— start Record set —

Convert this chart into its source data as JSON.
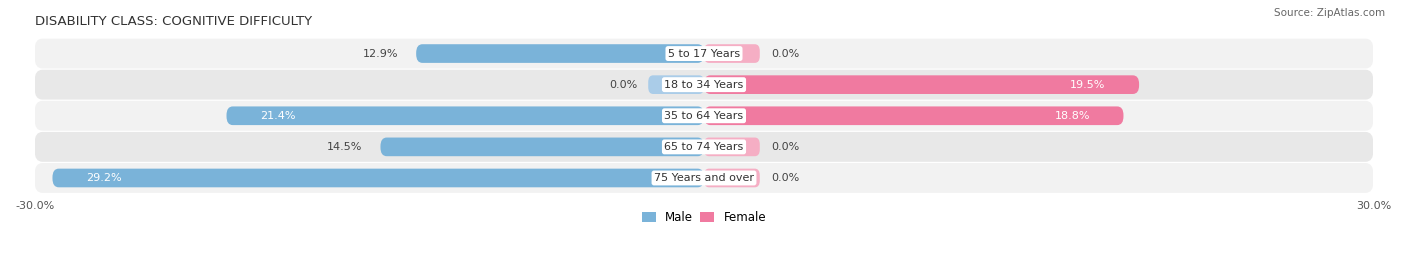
{
  "title": "DISABILITY CLASS: COGNITIVE DIFFICULTY",
  "source": "Source: ZipAtlas.com",
  "categories": [
    "5 to 17 Years",
    "18 to 34 Years",
    "35 to 64 Years",
    "65 to 74 Years",
    "75 Years and over"
  ],
  "male_values": [
    12.9,
    0.0,
    21.4,
    14.5,
    29.2
  ],
  "female_values": [
    0.0,
    19.5,
    18.8,
    0.0,
    0.0
  ],
  "male_color": "#7ab3d9",
  "female_color": "#f07aa0",
  "female_stub_color": "#f5aec4",
  "male_stub_color": "#aacce8",
  "row_bg_colors": [
    "#f2f2f2",
    "#e8e8e8",
    "#f2f2f2",
    "#e8e8e8",
    "#f2f2f2"
  ],
  "max_value": 30.0,
  "title_fontsize": 9.5,
  "label_fontsize": 8,
  "tick_fontsize": 8,
  "background_color": "#ffffff",
  "stub_size": 2.5
}
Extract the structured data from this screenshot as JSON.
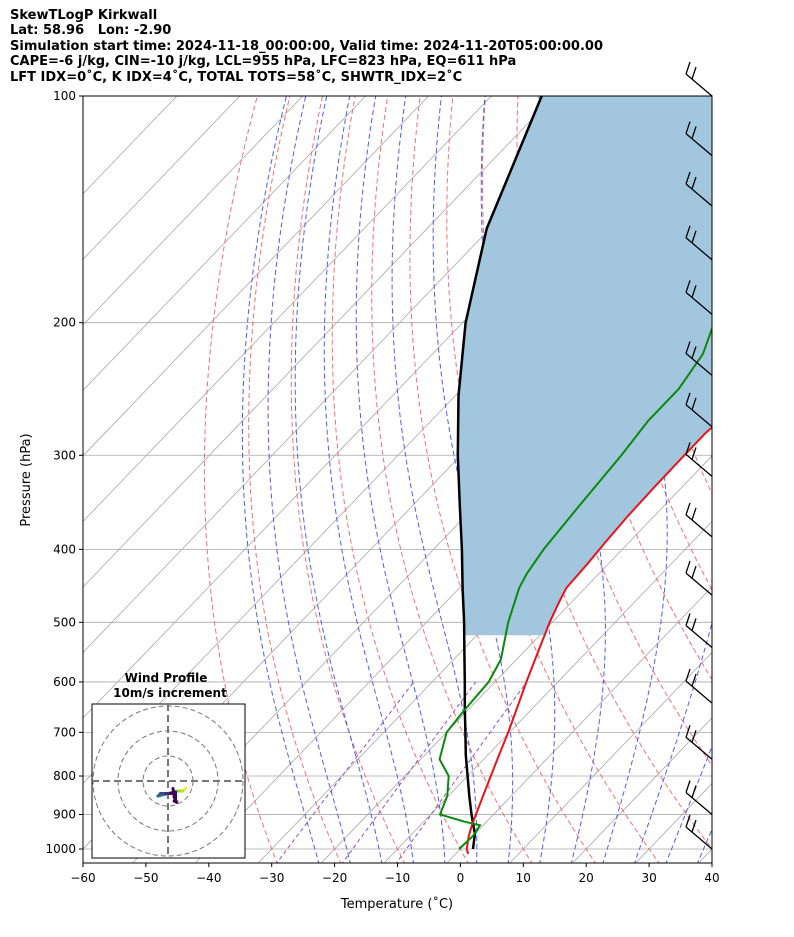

— end Record set —

▶ _Given exercise_
Transcribe the whole listing exactly. Pictures stay out of your copy.

▶ _Complete answer_
Convert this chart into its source data as JSON.
{
  "title": "DISABILITY CLASS: COGNITIVE DIFFICULTY",
  "source": "Source: ZipAtlas.com",
  "categories": [
    "5 to 17 Years",
    "18 to 34 Years",
    "35 to 64 Years",
    "65 to 74 Years",
    "75 Years and over"
  ],
  "male_values": [
    12.9,
    0.0,
    21.4,
    14.5,
    29.2
  ],
  "female_values": [
    0.0,
    19.5,
    18.8,
    0.0,
    0.0
  ],
  "male_color": "#7ab3d9",
  "female_color": "#f07aa0",
  "female_stub_color": "#f5aec4",
  "male_stub_color": "#aacce8",
  "row_bg_colors": [
    "#f2f2f2",
    "#e8e8e8",
    "#f2f2f2",
    "#e8e8e8",
    "#f2f2f2"
  ],
  "max_value": 30.0,
  "title_fontsize": 9.5,
  "label_fontsize": 8,
  "tick_fontsize": 8,
  "background_color": "#ffffff",
  "stub_size": 2.5
}
Extract the structured data from this screenshot as JSON.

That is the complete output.